WHAT YOU WILL DO.
Check every line in the records below for the word "Domain" and report how many have it, nothing more.

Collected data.
________

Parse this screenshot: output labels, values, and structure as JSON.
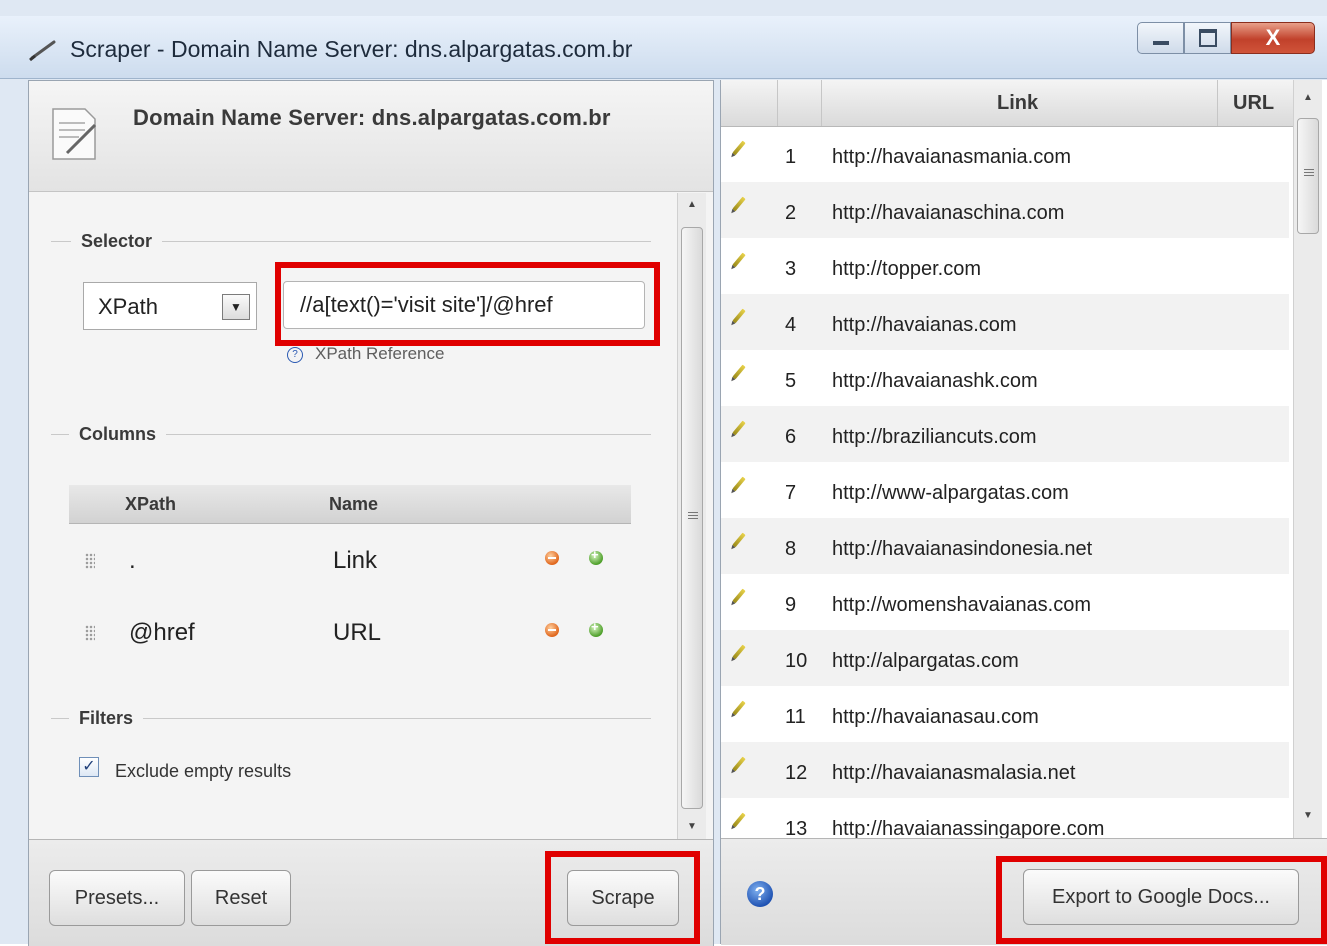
{
  "window": {
    "title": "Scraper - Domain Name Server: dns.alpargatas.com.br",
    "close_label": "X"
  },
  "left_panel": {
    "header_title": "Domain Name Server: dns.alpargatas.com.br",
    "selector": {
      "legend": "Selector",
      "type_value": "XPath",
      "expression": "//a[text()='visit site']/@href",
      "reference_link": "XPath Reference",
      "reference_icon": "?"
    },
    "columns": {
      "legend": "Columns",
      "headers": {
        "xpath": "XPath",
        "name": "Name"
      },
      "rows": [
        {
          "xpath": ".",
          "name": "Link"
        },
        {
          "xpath": "@href",
          "name": "URL"
        }
      ]
    },
    "filters": {
      "legend": "Filters",
      "exclude_empty_label": "Exclude empty results",
      "exclude_empty_checked": true,
      "check_mark": "✓"
    },
    "buttons": {
      "presets": "Presets...",
      "reset": "Reset",
      "scrape": "Scrape"
    }
  },
  "right_panel": {
    "headers": {
      "link": "Link",
      "url": "URL"
    },
    "rows": [
      {
        "num": "1",
        "link": "http://havaianasmania.com"
      },
      {
        "num": "2",
        "link": "http://havaianaschina.com"
      },
      {
        "num": "3",
        "link": "http://topper.com"
      },
      {
        "num": "4",
        "link": "http://havaianas.com"
      },
      {
        "num": "5",
        "link": "http://havaianashk.com"
      },
      {
        "num": "6",
        "link": "http://braziliancuts.com"
      },
      {
        "num": "7",
        "link": "http://www-alpargatas.com"
      },
      {
        "num": "8",
        "link": "http://havaianasindonesia.net"
      },
      {
        "num": "9",
        "link": "http://womenshavaianas.com"
      },
      {
        "num": "10",
        "link": "http://alpargatas.com"
      },
      {
        "num": "11",
        "link": "http://havaianasau.com"
      },
      {
        "num": "12",
        "link": "http://havaianasmalasia.net"
      },
      {
        "num": "13",
        "link": "http://havaianassingapore.com"
      }
    ],
    "help_icon": "?",
    "export_button": "Export to Google Docs..."
  },
  "colors": {
    "highlight": "#e00000",
    "title_bar": "#cddcee"
  },
  "icons": {
    "title": "scraper-brush-icon",
    "header": "document-edit-icon",
    "row": "pencil-icon"
  }
}
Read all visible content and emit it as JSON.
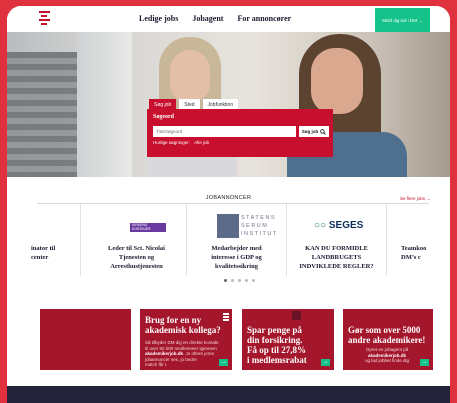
{
  "header": {
    "logo_text": "DM",
    "nav": [
      "Ledige jobs",
      "Jobagent",
      "For annoncører"
    ],
    "cta_label": "Meld dig ind i DM →"
  },
  "search": {
    "tabs": [
      "Søg job",
      "Sted",
      "Jobfunktion"
    ],
    "label": "Søgeord",
    "placeholder": "Titel/søgeord",
    "button": "Søg job",
    "quick_prefix": "Hurtige søgninger:",
    "quick_link": "Alle job"
  },
  "jobs": {
    "heading": "JOBANNONCER",
    "more_link": "Se flere jobs →",
    "cards": [
      {
        "title": "inator til\ncenter"
      },
      {
        "logo": "KIRKENS KORSHÆR",
        "title": "Leder til Sct. Nicolai\nTjenesten og\nArresthustjenesten"
      },
      {
        "logo": "STATENS\nSERUM\nINSTITUT",
        "title": "Medarbejder med\ninteresse i GDP og\nkvalitetssikring"
      },
      {
        "logo": "SEGES",
        "title": "KAN DU FORMIDLE\nLANDBRUGETS\nINDVIKLEDE REGLER?"
      },
      {
        "title": "Teamkoo\nDM’s c"
      }
    ]
  },
  "banners": [
    {
      "headline": "Brug for en ny\nakademisk kollega?",
      "body_pre": "Så tilbyder DM dig en direkte kontakt\ntil over 82.000 medlemmer igennem\n",
      "body_link": "akademikerjob.dk",
      "body_post": ". Jo oftere jeres\njobannoncer ses, jo bedre\nmatch får I."
    },
    {
      "headline": "Spar penge på\ndin forsikring.\nFå op til 27,8%\ni medlemsrabat"
    },
    {
      "headline": "Gør som over 5000\nandre akademikere!",
      "body_pre": "Opret en jobagent på\n",
      "body_link": "akademikerjob.dk",
      "body_post": "\nog lad jobbet finde dig"
    }
  ],
  "colors": {
    "brand_red": "#c8102e",
    "cta_green": "#14c28a",
    "navy": "#23243a"
  }
}
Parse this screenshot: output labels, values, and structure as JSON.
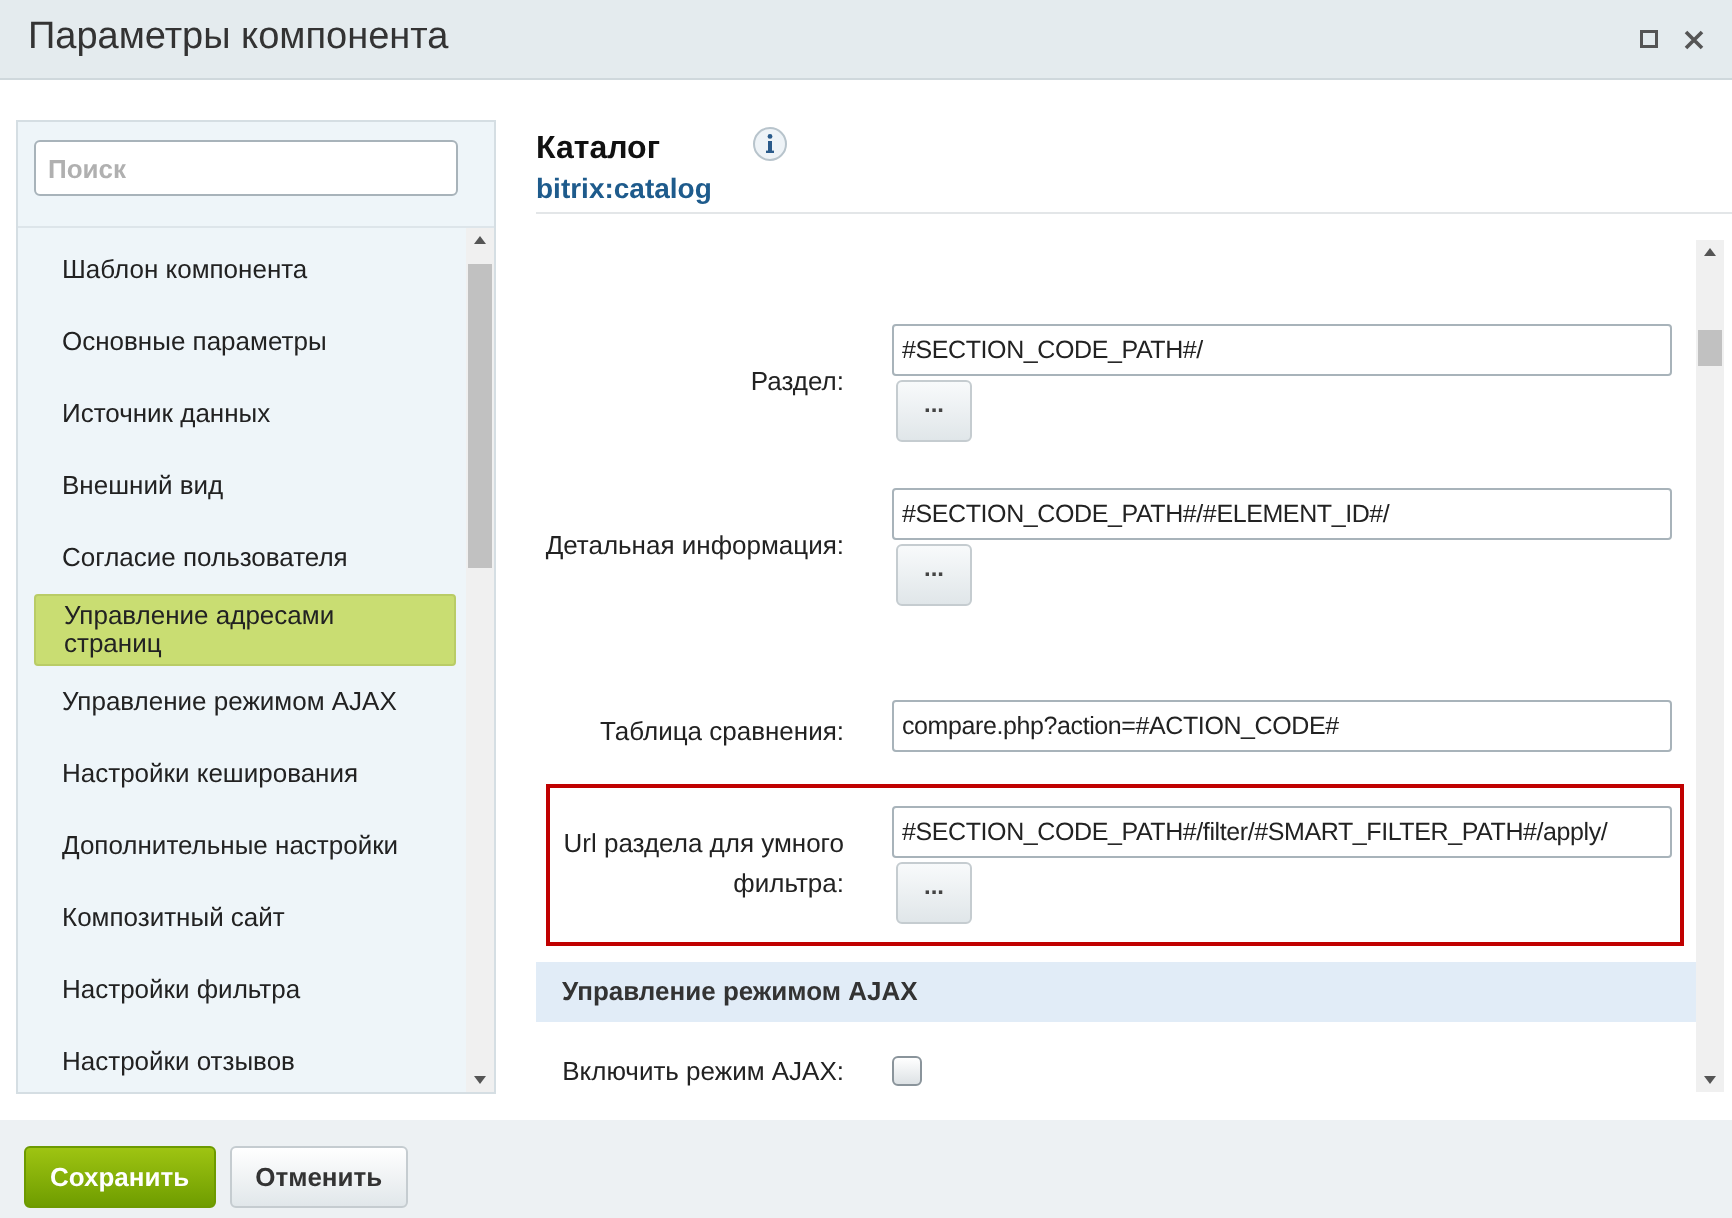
{
  "window": {
    "title": "Параметры компонента"
  },
  "sidebar": {
    "search": {
      "placeholder": "Поиск"
    },
    "items": [
      {
        "label": "Шаблон компонента",
        "selected": false
      },
      {
        "label": "Основные параметры",
        "selected": false
      },
      {
        "label": "Источник данных",
        "selected": false
      },
      {
        "label": "Внешний вид",
        "selected": false
      },
      {
        "label": "Согласие пользователя",
        "selected": false
      },
      {
        "label": "Управление адресами страниц",
        "selected": true
      },
      {
        "label": "Управление режимом AJAX",
        "selected": false
      },
      {
        "label": "Настройки кеширования",
        "selected": false
      },
      {
        "label": "Дополнительные настройки",
        "selected": false
      },
      {
        "label": "Композитный сайт",
        "selected": false
      },
      {
        "label": "Настройки фильтра",
        "selected": false
      },
      {
        "label": "Настройки отзывов",
        "selected": false
      }
    ]
  },
  "component": {
    "name": "Каталог",
    "code": "bitrix:catalog"
  },
  "rows": [
    {
      "kind": "field",
      "label": "Раздел:",
      "value": "#SECTION_CODE_PATH#/",
      "button": "...",
      "highlighted": false
    },
    {
      "kind": "field",
      "label": "Детальная информация:",
      "value": "#SECTION_CODE_PATH#/#ELEMENT_ID#/",
      "button": "...",
      "highlighted": false
    },
    {
      "kind": "field",
      "label": "Таблица сравнения:",
      "value": "compare.php?action=#ACTION_CODE#",
      "highlighted": false
    },
    {
      "kind": "field",
      "label": "Url раздела для умного фильтра:",
      "value": "#SECTION_CODE_PATH#/filter/#SMART_FILTER_PATH#/apply/",
      "button": "...",
      "highlighted": true
    },
    {
      "kind": "header",
      "label": "Управление режимом AJAX"
    },
    {
      "kind": "checkbox",
      "label": "Включить режим AJAX:",
      "checked": false
    }
  ],
  "buttons": [
    {
      "label": "Сохранить",
      "kind": "primary"
    },
    {
      "label": "Отменить",
      "kind": "secondary"
    }
  ]
}
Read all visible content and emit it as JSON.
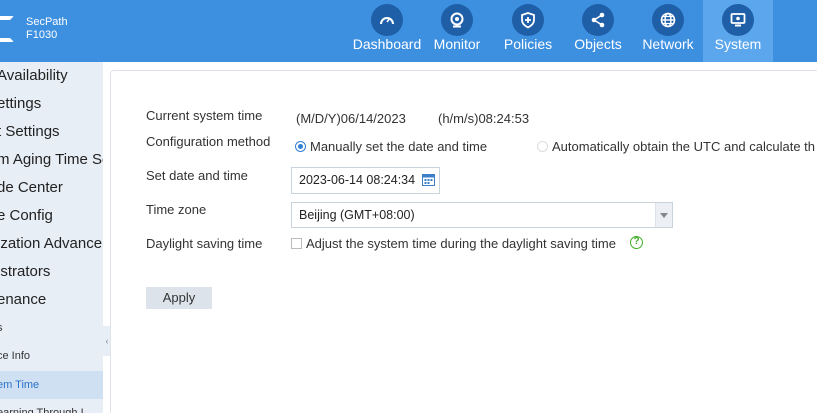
{
  "brand": {
    "line1": "SecPath",
    "line2": "F1030"
  },
  "nav": [
    {
      "label": "Dashboard",
      "icon": "gauge-icon"
    },
    {
      "label": "Monitor",
      "icon": "webcam-icon"
    },
    {
      "label": "Policies",
      "icon": "shield-icon"
    },
    {
      "label": "Objects",
      "icon": "share-nodes-icon"
    },
    {
      "label": "Network",
      "icon": "globe-icon"
    },
    {
      "label": "System",
      "icon": "monitor-icon",
      "active": true
    }
  ],
  "sidebar": {
    "items": [
      {
        "label": "Availability"
      },
      {
        "label": "ettings"
      },
      {
        "label": "t Settings"
      },
      {
        "label": "m Aging Time Se"
      },
      {
        "label": "de Center"
      },
      {
        "label": "e Config"
      },
      {
        "label": "ization Advance"
      },
      {
        "label": "istrators"
      },
      {
        "label": "enance"
      },
      {
        "label": "s"
      },
      {
        "label": "ce Info"
      },
      {
        "label": "em Time"
      },
      {
        "label": "earning Through I"
      }
    ]
  },
  "form": {
    "current_time_label": "Current system time",
    "current_date": "(M/D/Y)06/14/2023",
    "current_time": "(h/m/s)08:24:53",
    "config_method_label": "Configuration method",
    "manual_option": "Manually set the date and time",
    "auto_option": "Automatically obtain the UTC and calculate th",
    "set_datetime_label": "Set date and time",
    "datetime_value": "2023-06-14 08:24:34",
    "timezone_label": "Time zone",
    "timezone_value": "Beijing (GMT+08:00)",
    "dst_label": "Daylight saving time",
    "dst_option": "Adjust the system time during the daylight saving time",
    "help_glyph": "?",
    "apply_label": "Apply"
  },
  "colors": {
    "topbar": "#3d8fe0",
    "accent": "#2f7fd4",
    "help": "#43b02a"
  }
}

________

CORRECT ANSWER.
2